TASK OBJECTIVE
Return the listing exactly as it appears, but strip out the images.

────────

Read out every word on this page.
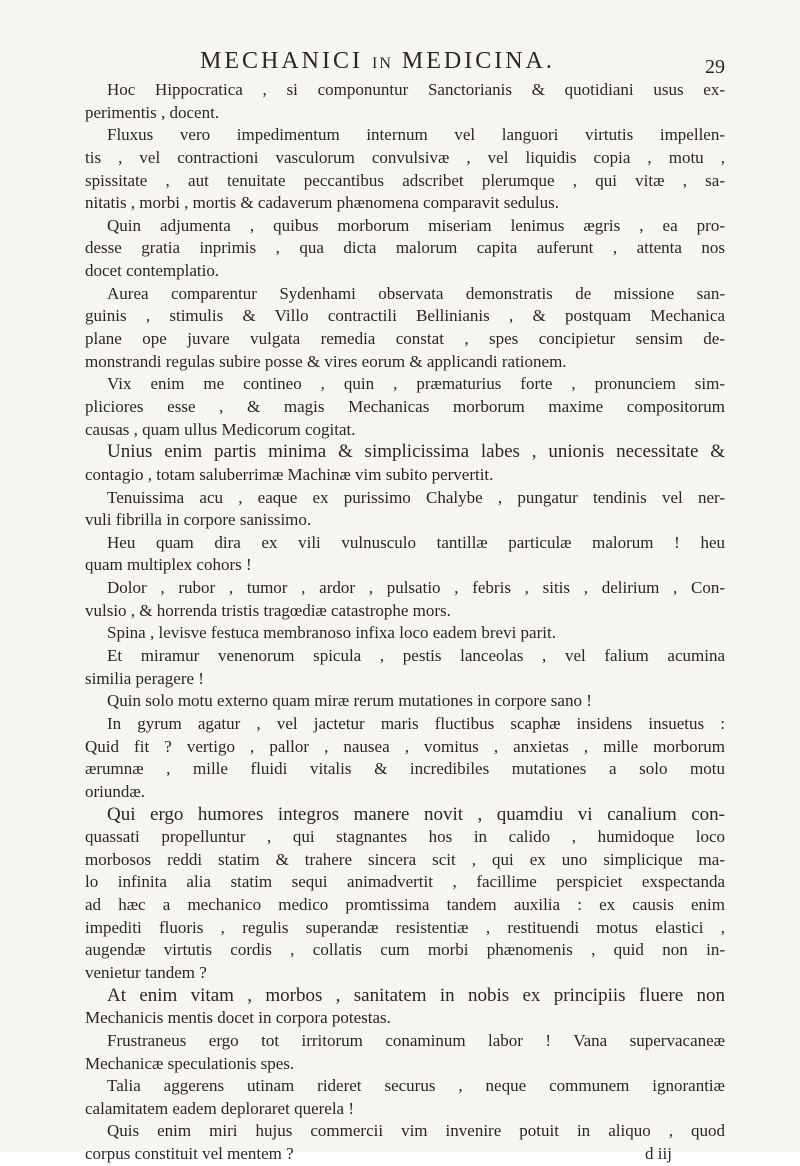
MECHANICI IN MEDICINA.	29
Hoc Hippocratica , si componuntur Sanctorianis & quotidiani usus ex-
perimentis , docent.
Fluxus vero impedimentum internum vel languori virtutis impellen-
tis , vel contractioni vasculorum convulsivæ , vel liquidis copia , motu ,
spissitate , aut tenuitate peccantibus adscribet plerumque , qui vitæ , sa-
nitatis , morbi , mortis & cadaverum phænomena comparavit sedulus.
Quin adjumenta , quibus morborum miseriam lenimus ægris , ea pro-
desse gratia inprimis , qua dicta malorum capita auferunt , attenta nos
docet contemplatio.
Aurea comparentur Sydenhami observata demonstratis de missione san-
guinis , stimulis & Villo contractili Bellinianis , & postquam Mechanica
plane ope juvare vulgata remedia constat , spes concipietur sensim de-
monstrandi regulas subire posse & vires eorum & applicandi rationem.
Vix enim me contineo , quin , præmaturius forte , pronunciem sim-
pliciores esse , & magis Mechanicas morborum maxime compositorum
causas , quam ullus Medicorum cogitat.
Unius enim partis minima & simplicissima labes , unionis necessitate &
contagio , totam saluberrimæ Machinæ vim subito pervertit.
Tenuissima acu , eaque ex purissimo Chalybe , pungatur tendinis vel ner-
vuli fibrilla in corpore sanissimo.
Heu quam dira ex vili vulnusculo tantillæ particulæ malorum ! heu
quam multiplex cohors !
Dolor , rubor , tumor , ardor , pulsatio , febris , sitis , delirium , Con-
vulsio , & horrenda tristis tragœdiæ catastrophe mors.
Spina , levisve festuca membranoso infixa loco eadem brevi parit.
Et miramur venenorum spicula , pestis lanceolas , vel falium acumina
similia peragere !
Quin solo motu externo quam miræ rerum mutationes in corpore sano !
In gyrum agatur , vel jactetur maris fluctibus scaphæ insidens insuetus :
Quid fit ? vertigo , pallor , nausea , vomitus , anxietas , mille morborum
ærumnæ , mille fluidi vitalis & incredibiles mutationes a solo motu
oriundæ.
Qui ergo humores integros manere novit , quamdiu vi canalium con-
quassati propelluntur , qui stagnantes hos in calido , humidoque loco
morbosos reddi statim & trahere sincera scit , qui ex uno simplicique ma-
lo infinita alia statim sequi animadvertit , facillime perspiciet exspectanda
ad hæc a mechanico medico promtissima tandem auxilia : ex causis enim
impediti fluoris , regulis superandæ resistentiæ , restituendi motus elastici ,
augendæ virtutis cordis , collatis cum morbi phænomenis , quid non in-
venietur tandem ?
At enim vitam , morbos , sanitatem in nobis ex principiis fluere non
Mechanicis mentis docet in corpora potestas.
Frustraneus ergo tot irritorum conaminum labor ! Vana supervacaneæ
Mechanicæ speculationis spes.
Talia aggerens utinam rideret securus , neque communem ignorantiæ
calamitatem eadem deploraret querela !
Quis enim miri hujus commercii vim invenire potuit in aliquo , quod
corpus constituit vel mentem ?	d iij
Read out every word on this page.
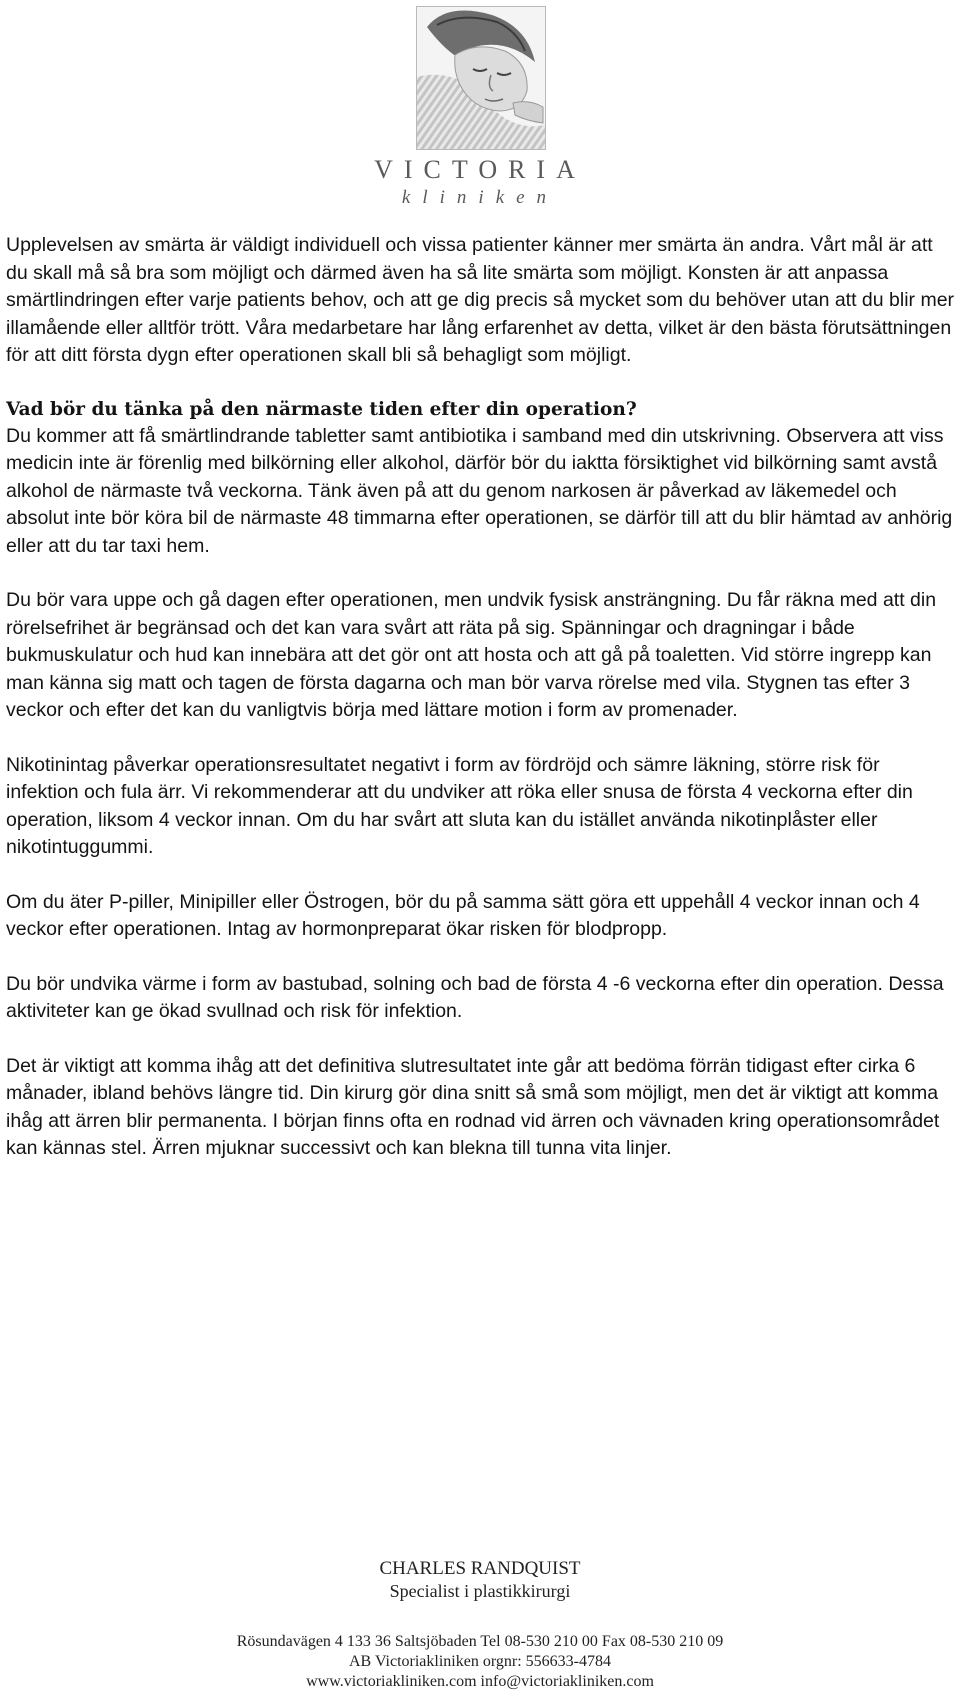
VICTORIA
kliniken

Upplevelsen av smärta är väldigt individuell och vissa patienter känner mer smärta än andra. Vårt mål är att du skall må så bra som möjligt och därmed även ha så lite smärta som möjligt. Konsten är att anpassa smärtlindringen efter varje patients behov, och att ge dig precis så mycket som du behöver utan att du blir mer illamående eller alltför trött. Våra medarbetare har lång erfarenhet av detta, vilket är den bästa förutsättningen för att ditt första dygn efter operationen skall bli så behagligt som möjligt.

Vad bör du tänka på den närmaste tiden efter din operation?

Du kommer att få smärtlindrande tabletter samt antibiotika i samband med din utskrivning. Observera att viss medicin inte är förenlig med bilkörning eller alkohol, därför bör du iaktta försiktighet vid bilkörning samt avstå alkohol de närmaste två veckorna. Tänk även på att du genom narkosen är påverkad av läkemedel och absolut inte bör köra bil de närmaste 48 timmarna efter operationen, se därför till att du blir hämtad av anhörig eller att du tar taxi hem.

Du bör vara uppe och gå dagen efter operationen, men undvik fysisk ansträngning. Du får räkna med att din rörelsefrihet är begränsad och det kan vara svårt att räta på sig. Spänningar och dragningar i både bukmuskulatur och hud kan innebära att det gör ont att hosta och att gå på toaletten. Vid större ingrepp kan man känna sig matt och tagen de första dagarna och man bör varva rörelse med vila. Stygnen tas efter 3 veckor och efter det kan du vanligtvis börja med lättare motion i form av promenader.

Nikotinintag påverkar operationsresultatet negativt i form av fördröjd och sämre läkning, större risk för infektion och fula ärr. Vi rekommenderar att du undviker att röka eller snusa de första 4 veckorna efter din operation, liksom 4 veckor innan. Om du har svårt att sluta kan du istället använda nikotinplåster eller nikotintuggummi.

Om du äter P-piller, Minipiller eller Östrogen, bör du på samma sätt göra ett uppehåll 4 veckor innan och 4 veckor efter operationen. Intag av hormonpreparat ökar risken för blodpropp.

Du bör undvika värme i form av bastubad, solning och bad de första 4 -6 veckorna efter din operation. Dessa aktiviteter kan ge ökad svullnad och risk för infektion.

Det är viktigt att komma ihåg att det definitiva slutresultatet inte går att bedöma förrän tidigast efter cirka 6 månader, ibland behövs längre tid. Din kirurg gör dina snitt så små som möjligt, men det är viktigt att komma ihåg att ärren blir permanenta. I början finns ofta en rodnad vid ärren och vävnaden kring operationsområdet kan kännas stel. Ärren mjuknar successivt och kan blekna till tunna vita linjer.

CHARLES RANDQUIST
Specialist i plastikkirurgi
Rösundavägen 4 133 36 Saltsjöbaden Tel 08-530 210 00 Fax 08-530 210 09
AB Victoriakliniken orgnr: 556633-4784
www.victoriakliniken.com info@victoriakliniken.com
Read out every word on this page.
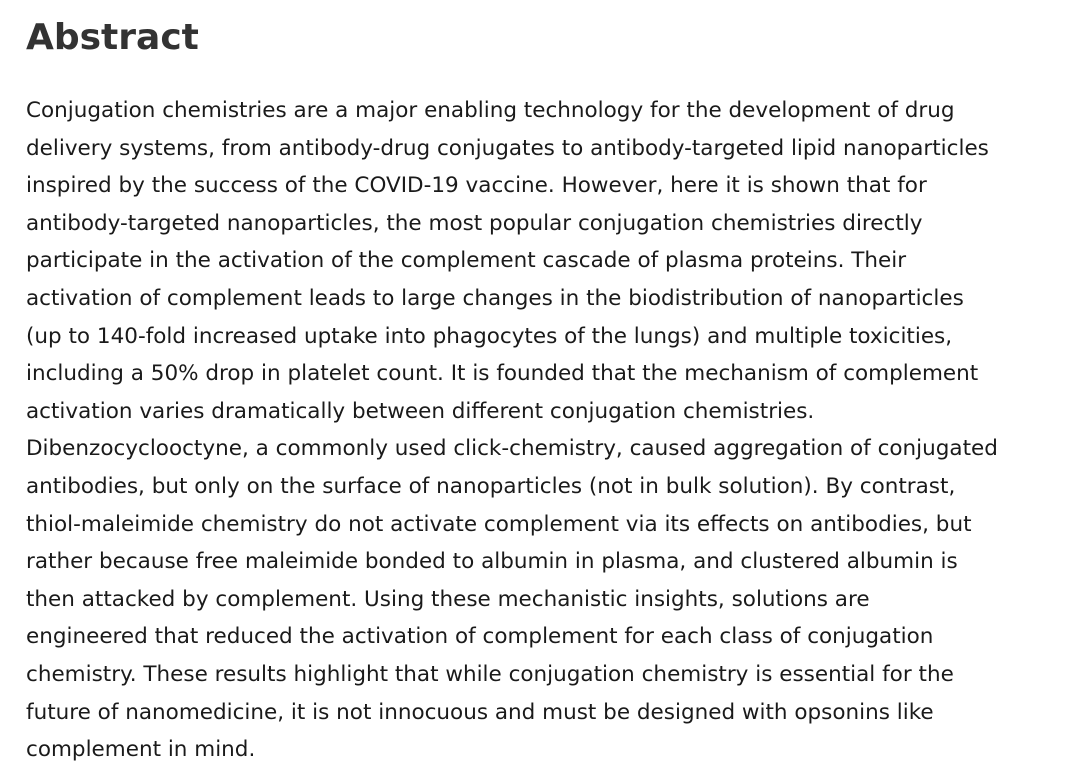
Abstract

Conjugation chemistries are a major enabling technology for the development of drug
delivery systems, from antibody-drug conjugates to antibody-targeted lipid nanoparticles
inspired by the success of the COVID-19 vaccine. However, here it is shown that for
antibody-targeted nanoparticles, the most popular conjugation chemistries directly
participate in the activation of the complement cascade of plasma proteins. Their
activation of complement leads to large changes in the biodistribution of nanoparticles
(up to 140-fold increased uptake into phagocytes of the lungs) and multiple toxicities,
including a 50% drop in platelet count. It is founded that the mechanism of complement
activation varies dramatically between different conjugation chemistries.
Dibenzocyclooctyne, a commonly used click-chemistry, caused aggregation of conjugated
antibodies, but only on the surface of nanoparticles (not in bulk solution). By contrast,
thiol-maleimide chemistry do not activate complement via its effects on antibodies, but
rather because free maleimide bonded to albumin in plasma, and clustered albumin is
then attacked by complement. Using these mechanistic insights, solutions are
engineered that reduced the activation of complement for each class of conjugation
chemistry. These results highlight that while conjugation chemistry is essential for the
future of nanomedicine, it is not innocuous and must be designed with opsonins like
complement in mind.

────────

YOUR RESPONSE
Read out every word on this page.
MECHANICI IN MEDICINA.	29
Hoc Hippocratica , si componuntur Sanctorianis & quotidiani usus ex-
perimentis , docent.
Fluxus vero impedimentum internum vel languori virtutis impellen-
tis , vel contractioni vasculorum convulsivæ , vel liquidis copia , motu ,
spissitate , aut tenuitate peccantibus adscribet plerumque , qui vitæ , sa-
nitatis , morbi , mortis & cadaverum phænomena comparavit sedulus.
Quin adjumenta , quibus morborum miseriam lenimus ægris , ea pro-
desse gratia inprimis , qua dicta malorum capita auferunt , attenta nos
docet contemplatio.
Aurea comparentur Sydenhami observata demonstratis de missione san-
guinis , stimulis & Villo contractili Bellinianis , & postquam Mechanica
plane ope juvare vulgata remedia constat , spes concipietur sensim de-
monstrandi regulas subire posse & vires eorum & applicandi rationem.
Vix enim me contineo , quin , præmaturius forte , pronunciem sim-
pliciores esse , & magis Mechanicas morborum maxime compositorum
causas , quam ullus Medicorum cogitat.
Unius enim partis minima & simplicissima labes , unionis necessitate &
contagio , totam saluberrimæ Machinæ vim subito pervertit.
Tenuissima acu , eaque ex purissimo Chalybe , pungatur tendinis vel ner-
vuli fibrilla in corpore sanissimo.
Heu quam dira ex vili vulnusculo tantillæ particulæ malorum ! heu
quam multiplex cohors !
Dolor , rubor , tumor , ardor , pulsatio , febris , sitis , delirium , Con-
vulsio , & horrenda tristis tragœdiæ catastrophe mors.
Spina , levisve festuca membranoso infixa loco eadem brevi parit.
Et miramur venenorum spicula , pestis lanceolas , vel falium acumina
similia peragere !
Quin solo motu externo quam miræ rerum mutationes in corpore sano !
In gyrum agatur , vel jactetur maris fluctibus scaphæ insidens insuetus :
Quid fit ? vertigo , pallor , nausea , vomitus , anxietas , mille morborum
ærumnæ , mille fluidi vitalis & incredibiles mutationes a solo motu
oriundæ.
Qui ergo humores integros manere novit , quamdiu vi canalium con-
quassati propelluntur , qui stagnantes hos in calido , humidoque loco
morbosos reddi statim & trahere sincera scit , qui ex uno simplicique ma-
lo infinita alia statim sequi animadvertit , facillime perspiciet exspectanda
ad hæc a mechanico medico promtissima tandem auxilia : ex causis enim
impediti fluoris , regulis superandæ resistentiæ , restituendi motus elastici ,
augendæ virtutis cordis , collatis cum morbi phænomenis , quid non in-
venietur tandem ?
At enim vitam , morbos , sanitatem in nobis ex principiis fluere non
Mechanicis mentis docet in corpora potestas.
Frustraneus ergo tot irritorum conaminum labor ! Vana supervacaneæ
Mechanicæ speculationis spes.
Talia aggerens utinam rideret securus , neque communem ignorantiæ
calamitatem eadem deploraret querela !
Quis enim miri hujus commercii vim invenire potuit in aliquo , quod
corpus constituit vel mentem ?	d iij
Read out every word on this page.
VICTORIA
kliniken

Upplevelsen av smärta är väldigt individuell och vissa patienter känner mer smärta än andra. Vårt mål är att du skall må så bra som möjligt och därmed även ha så lite smärta som möjligt. Konsten är att anpassa smärtlindringen efter varje patients behov, och att ge dig precis så mycket som du behöver utan att du blir mer illamående eller alltför trött. Våra medarbetare har lång erfarenhet av detta, vilket är den bästa förutsättningen för att ditt första dygn efter operationen skall bli så behagligt som möjligt.

Vad bör du tänka på den närmaste tiden efter din operation?

Du kommer att få smärtlindrande tabletter samt antibiotika i samband med din utskrivning. Observera att viss medicin inte är förenlig med bilkörning eller alkohol, därför bör du iaktta försiktighet vid bilkörning samt avstå alkohol de närmaste två veckorna. Tänk även på att du genom narkosen är påverkad av läkemedel och absolut inte bör köra bil de närmaste 48 timmarna efter operationen, se därför till att du blir hämtad av anhörig eller att du tar taxi hem.

Du bör vara uppe och gå dagen efter operationen, men undvik fysisk ansträngning. Du får räkna med att din rörelsefrihet är begränsad och det kan vara svårt att räta på sig. Spänningar och dragningar i både bukmuskulatur och hud kan innebära att det gör ont att hosta och att gå på toaletten. Vid större ingrepp kan man känna sig matt och tagen de första dagarna och man bör varva rörelse med vila. Stygnen tas efter 3 veckor och efter det kan du vanligtvis börja med lättare motion i form av promenader.

Nikotinintag påverkar operationsresultatet negativt i form av fördröjd och sämre läkning, större risk för infektion och fula ärr. Vi rekommenderar att du undviker att röka eller snusa de första 4 veckorna efter din operation, liksom 4 veckor innan. Om du har svårt att sluta kan du istället använda nikotinplåster eller nikotintuggummi.

Om du äter P-piller, Minipiller eller Östrogen, bör du på samma sätt göra ett uppehåll 4 veckor innan och 4 veckor efter operationen. Intag av hormonpreparat ökar risken för blodpropp.

Du bör undvika värme i form av bastubad, solning och bad de första 4 -6 veckorna efter din operation. Dessa aktiviteter kan ge ökad svullnad och risk för infektion.

Det är viktigt att komma ihåg att det definitiva slutresultatet inte går att bedöma förrän tidigast efter cirka 6 månader, ibland behövs längre tid. Din kirurg gör dina snitt så små som möjligt, men det är viktigt att komma ihåg att ärren blir permanenta. I början finns ofta en rodnad vid ärren och vävnaden kring operationsområdet kan kännas stel. Ärren mjuknar successivt och kan blekna till tunna vita linjer.

CHARLES RANDQUIST
Specialist i plastikkirurgi
Rösundavägen 4 133 36 Saltsjöbaden Tel 08-530 210 00 Fax 08-530 210 09
AB Victoriakliniken orgnr: 556633-4784
www.victoriakliniken.com info@victoriakliniken.com
Read out every word on this page.
Abstract

Conjugation chemistries are a major enabling technology for the development of drug
delivery systems, from antibody-drug conjugates to antibody-targeted lipid nanoparticles
inspired by the success of the COVID-19 vaccine. However, here it is shown that for
antibody-targeted nanoparticles, the most popular conjugation chemistries directly
participate in the activation of the complement cascade of plasma proteins. Their
activation of complement leads to large changes in the biodistribution of nanoparticles
(up to 140-fold increased uptake into phagocytes of the lungs) and multiple toxicities,
including a 50% drop in platelet count. It is founded that the mechanism of complement
activation varies dramatically between different conjugation chemistries.
Dibenzocyclooctyne, a commonly used click-chemistry, caused aggregation of conjugated
antibodies, but only on the surface of nanoparticles (not in bulk solution). By contrast,
thiol-maleimide chemistry do not activate complement via its effects on antibodies, but
rather because free maleimide bonded to albumin in plasma, and clustered albumin is
then attacked by complement. Using these mechanistic insights, solutions are
engineered that reduced the activation of complement for each class of conjugation
chemistry. These results highlight that while conjugation chemistry is essential for the
future of nanomedicine, it is not innocuous and must be designed with opsonins like
complement in mind.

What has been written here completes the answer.